- [Objective]: Repeat the full listing below verbatim and keep the images out.

- [Provided material]:

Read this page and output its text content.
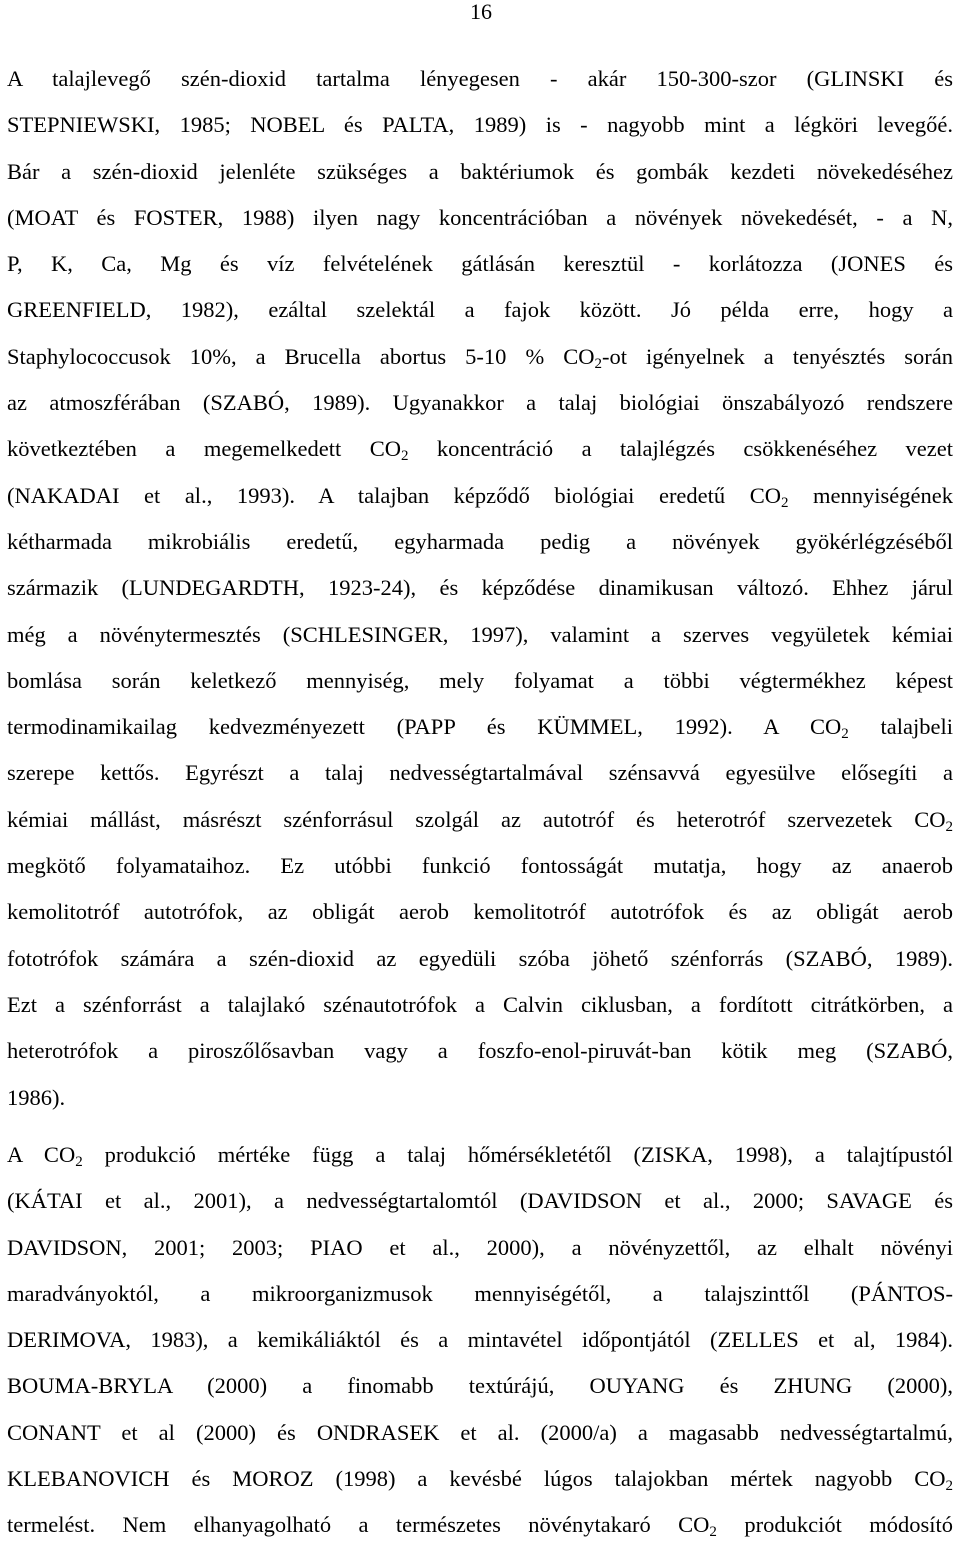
16
A talajlevegő szén-dioxid tartalma lényegesen - akár 150-300-szor (GLINSKI és
STEPNIEWSKI, 1985; NOBEL és PALTA, 1989) is - nagyobb mint a légköri levegőé.
Bár a szén-dioxid jelenléte szükséges a baktériumok és gombák kezdeti növekedéséhez
(MOAT és FOSTER, 1988) ilyen nagy koncentrációban a növények növekedését, - a N,
P, K, Ca, Mg és víz felvételének gátlásán keresztül - korlátozza (JONES és
GREENFIELD, 1982), ezáltal szelektál a fajok között. Jó példa erre, hogy a
Staphylococcusok 10%, a Brucella abortus 5-10 % $CO_2-ot$ igényelnek a tenyésztés során
az atmoszférában (SZABÓ, 1989). Ugyanakkor a talaj biológiai önszabályozó rendszere
következtében a megemelkedett $CO_2$ koncentráció a talajlégzés csökkenéséhez vezet
(NAKADAI et al., 1993). A talajban képződő biológiai eredetű $CO_2$ mennyiségének
kétharmada mikrobiális eredetű, egyharmada pedig a növények gyökérlégzéséből
származik (LUNDEGARDTH, 1923-24), és képződése dinamikusan változó. Ehhez járul
még a növénytermesztés (SCHLESINGER, 1997), valamint a szerves vegyületek kémiai
bomlása során keletkező mennyiség, mely folyamat a többi végtermékhez képest
termodinamikailag kedvezményezett (PAPP és KÜMMEL, 1992). A $CO_2$ talajbeli
szerepe kettős. Egyrészt a talaj nedvességtartalmával szénsavvá egyesülve elősegíti a
kémiai mállást, másrészt szénforrásul szolgál az autotróf és heterotróf szervezetek $CO_2$
megkötő folyamataihoz. Ez utóbbi funkció fontosságát mutatja, hogy az anaerob
kemolitotróf autotrófok, az obligát aerob kemolitotróf autotrófok és az obligát aerob
fototrófok számára a szén-dioxid az egyedüli szóba jöhető szénforrás (SZABÓ, 1989).
Ezt a szénforrást a talajlakó szénautotrófok a Calvin ciklusban, a fordított citrátkörben, a
heterotrófok a piroszőlősavban vagy a foszfo-enol-piruvát-ban kötik meg (SZABÓ,
1986).
A $CO_2$ produkció mértéke függ a talaj hőmérsékletétől (ZISKA, 1998), a talajtípustól
(KÁTAI et al., 2001), a nedvességtartalomtól (DAVIDSON et al., 2000; SAVAGE és
DAVIDSON, 2001; 2003; PIAO et al., 2000), a növényzettől, az elhalt növényi
maradványoktól, a mikroorganizmusok mennyiségétől, a talajszinttől (PÁNTOS-
DERIMOVA, 1983), a kemikáliáktól és a mintavétel időpontjától (ZELLES et al, 1984).
BOUMA-BRYLA (2000) a finomabb textúrájú, OUYANG és ZHUNG (2000),
CONANT et al (2000) és ONDRASEK et al. (2000/a) a magasabb nedvességtartalmú,
KLEBANOVICH és MOROZ (1998) a kevésbé lúgos talajokban mértek nagyobb $CO_2$
termelést. Nem elhanyagolható a természetes növénytakaró $CO_2$ produkciót módosító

- [Written solution]:
Read this page and output its text content.
16
A talajlevegő szén-dioxid tartalma lényegesen - akár 150-300-szor (GLINSKI és
STEPNIEWSKI, 1985; NOBEL és PALTA, 1989) is - nagyobb mint a légköri levegőé.
Bár a szén-dioxid jelenléte szükséges a baktériumok és gombák kezdeti növekedéséhez
(MOAT és FOSTER, 1988) ilyen nagy koncentrációban a növények növekedését, - a N,
P, K, Ca, Mg és víz felvételének gátlásán keresztül - korlátozza (JONES és
GREENFIELD, 1982), ezáltal szelektál a fajok között. Jó példa erre, hogy a
Staphylococcusok 10%, a Brucella abortus 5-10 % $CO_2-ot$ igényelnek a tenyésztés során
az atmoszférában (SZABÓ, 1989). Ugyanakkor a talaj biológiai önszabályozó rendszere
következtében a megemelkedett $CO_2$ koncentráció a talajlégzés csökkenéséhez vezet
(NAKADAI et al., 1993). A talajban képződő biológiai eredetű $CO_2$ mennyiségének
kétharmada mikrobiális eredetű, egyharmada pedig a növények gyökérlégzéséből
származik (LUNDEGARDTH, 1923-24), és képződése dinamikusan változó. Ehhez járul
még a növénytermesztés (SCHLESINGER, 1997), valamint a szerves vegyületek kémiai
bomlása során keletkező mennyiség, mely folyamat a többi végtermékhez képest
termodinamikailag kedvezményezett (PAPP és KÜMMEL, 1992). A $CO_2$ talajbeli
szerepe kettős. Egyrészt a talaj nedvességtartalmával szénsavvá egyesülve elősegíti a
kémiai mállást, másrészt szénforrásul szolgál az autotróf és heterotróf szervezetek $CO_2$
megkötő folyamataihoz. Ez utóbbi funkció fontosságát mutatja, hogy az anaerob
kemolitotróf autotrófok, az obligát aerob kemolitotróf autotrófok és az obligát aerob
fototrófok számára a szén-dioxid az egyedüli szóba jöhető szénforrás (SZABÓ, 1989).
Ezt a szénforrást a talajlakó szénautotrófok a Calvin ciklusban, a fordított citrátkörben, a
heterotrófok a piroszőlősavban vagy a foszfo-enol-piruvát-ban kötik meg (SZABÓ,
1986).
A $CO_2$ produkció mértéke függ a talaj hőmérsékletétől (ZISKA, 1998), a talajtípustól
(KÁTAI et al., 2001), a nedvességtartalomtól (DAVIDSON et al., 2000; SAVAGE és
DAVIDSON, 2001; 2003; PIAO et al., 2000), a növényzettől, az elhalt növényi
maradványoktól, a mikroorganizmusok mennyiségétől, a talajszinttől (PÁNTOS-
DERIMOVA, 1983), a kemikáliáktól és a mintavétel időpontjától (ZELLES et al, 1984).
BOUMA-BRYLA (2000) a finomabb textúrájú, OUYANG és ZHUNG (2000),
CONANT et al (2000) és ONDRASEK et al. (2000/a) a magasabb nedvességtartalmú,
KLEBANOVICH és MOROZ (1998) a kevésbé lúgos talajokban mértek nagyobb $CO_2$
termelést. Nem elhanyagolható a természetes növénytakaró $CO_2$ produkciót módosító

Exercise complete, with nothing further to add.